#### [Written problem]
Pull every line that holds the word "Μητρόπουλος" from the entries.
▼
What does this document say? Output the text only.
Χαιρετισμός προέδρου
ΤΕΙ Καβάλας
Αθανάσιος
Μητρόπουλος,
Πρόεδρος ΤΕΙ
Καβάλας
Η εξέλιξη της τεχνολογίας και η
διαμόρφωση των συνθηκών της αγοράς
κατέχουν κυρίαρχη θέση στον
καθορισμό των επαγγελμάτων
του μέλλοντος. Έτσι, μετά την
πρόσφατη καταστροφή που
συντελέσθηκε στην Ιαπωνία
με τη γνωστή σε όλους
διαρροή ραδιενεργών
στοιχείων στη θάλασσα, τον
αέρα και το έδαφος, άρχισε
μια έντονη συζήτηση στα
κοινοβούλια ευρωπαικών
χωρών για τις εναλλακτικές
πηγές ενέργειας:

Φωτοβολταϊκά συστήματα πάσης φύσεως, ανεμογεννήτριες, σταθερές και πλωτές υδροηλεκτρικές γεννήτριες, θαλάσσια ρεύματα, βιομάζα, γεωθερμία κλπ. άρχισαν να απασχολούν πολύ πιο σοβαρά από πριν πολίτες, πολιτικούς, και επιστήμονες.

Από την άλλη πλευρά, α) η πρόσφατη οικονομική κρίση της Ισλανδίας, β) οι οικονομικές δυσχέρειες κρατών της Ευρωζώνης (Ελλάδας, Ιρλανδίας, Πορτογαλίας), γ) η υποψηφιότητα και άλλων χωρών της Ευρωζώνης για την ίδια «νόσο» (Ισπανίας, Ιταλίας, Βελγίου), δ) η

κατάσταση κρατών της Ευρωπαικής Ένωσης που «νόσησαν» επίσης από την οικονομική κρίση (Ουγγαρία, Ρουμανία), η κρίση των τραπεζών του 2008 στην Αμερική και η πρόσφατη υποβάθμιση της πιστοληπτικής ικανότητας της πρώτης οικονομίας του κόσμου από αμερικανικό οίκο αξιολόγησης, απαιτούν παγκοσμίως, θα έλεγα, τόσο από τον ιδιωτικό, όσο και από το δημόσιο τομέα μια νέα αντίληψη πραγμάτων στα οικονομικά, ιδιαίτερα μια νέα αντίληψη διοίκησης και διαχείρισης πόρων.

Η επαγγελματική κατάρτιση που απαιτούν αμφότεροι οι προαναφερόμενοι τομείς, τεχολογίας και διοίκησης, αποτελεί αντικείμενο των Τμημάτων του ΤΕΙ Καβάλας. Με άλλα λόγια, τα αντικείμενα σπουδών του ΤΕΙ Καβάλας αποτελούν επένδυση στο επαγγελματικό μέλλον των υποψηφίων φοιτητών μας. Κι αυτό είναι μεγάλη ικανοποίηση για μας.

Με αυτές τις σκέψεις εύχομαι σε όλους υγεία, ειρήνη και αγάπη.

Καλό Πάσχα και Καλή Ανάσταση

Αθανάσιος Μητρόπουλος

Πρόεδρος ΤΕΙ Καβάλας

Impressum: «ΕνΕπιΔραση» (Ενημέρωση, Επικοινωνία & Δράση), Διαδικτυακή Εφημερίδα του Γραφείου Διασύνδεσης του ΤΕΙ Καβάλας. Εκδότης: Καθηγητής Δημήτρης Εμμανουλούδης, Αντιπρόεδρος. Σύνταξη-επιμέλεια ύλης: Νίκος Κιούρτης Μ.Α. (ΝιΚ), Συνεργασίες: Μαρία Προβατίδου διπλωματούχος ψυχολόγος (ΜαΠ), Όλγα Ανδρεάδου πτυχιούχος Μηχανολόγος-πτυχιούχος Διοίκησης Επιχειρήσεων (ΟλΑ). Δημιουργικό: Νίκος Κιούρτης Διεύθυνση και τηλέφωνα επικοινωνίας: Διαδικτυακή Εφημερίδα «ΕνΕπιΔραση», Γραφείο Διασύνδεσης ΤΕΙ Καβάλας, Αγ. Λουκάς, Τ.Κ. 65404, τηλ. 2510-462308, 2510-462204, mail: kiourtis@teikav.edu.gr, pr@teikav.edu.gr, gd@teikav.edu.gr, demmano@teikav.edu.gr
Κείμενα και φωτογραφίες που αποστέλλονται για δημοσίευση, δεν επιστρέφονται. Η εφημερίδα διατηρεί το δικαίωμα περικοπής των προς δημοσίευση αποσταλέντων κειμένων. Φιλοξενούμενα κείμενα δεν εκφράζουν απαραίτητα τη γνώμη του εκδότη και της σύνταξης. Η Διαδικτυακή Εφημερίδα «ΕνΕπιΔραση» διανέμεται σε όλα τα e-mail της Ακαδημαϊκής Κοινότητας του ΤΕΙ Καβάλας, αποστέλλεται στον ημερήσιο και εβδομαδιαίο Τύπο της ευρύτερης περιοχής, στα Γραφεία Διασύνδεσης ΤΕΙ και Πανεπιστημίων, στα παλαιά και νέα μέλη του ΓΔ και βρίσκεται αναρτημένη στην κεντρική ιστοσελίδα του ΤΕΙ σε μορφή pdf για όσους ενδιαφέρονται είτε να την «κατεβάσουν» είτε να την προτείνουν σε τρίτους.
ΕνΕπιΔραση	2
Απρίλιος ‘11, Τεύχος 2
▲
#### [Expected answer]
Μητρόπουλος,
Αθανάσιος Μητρόπουλος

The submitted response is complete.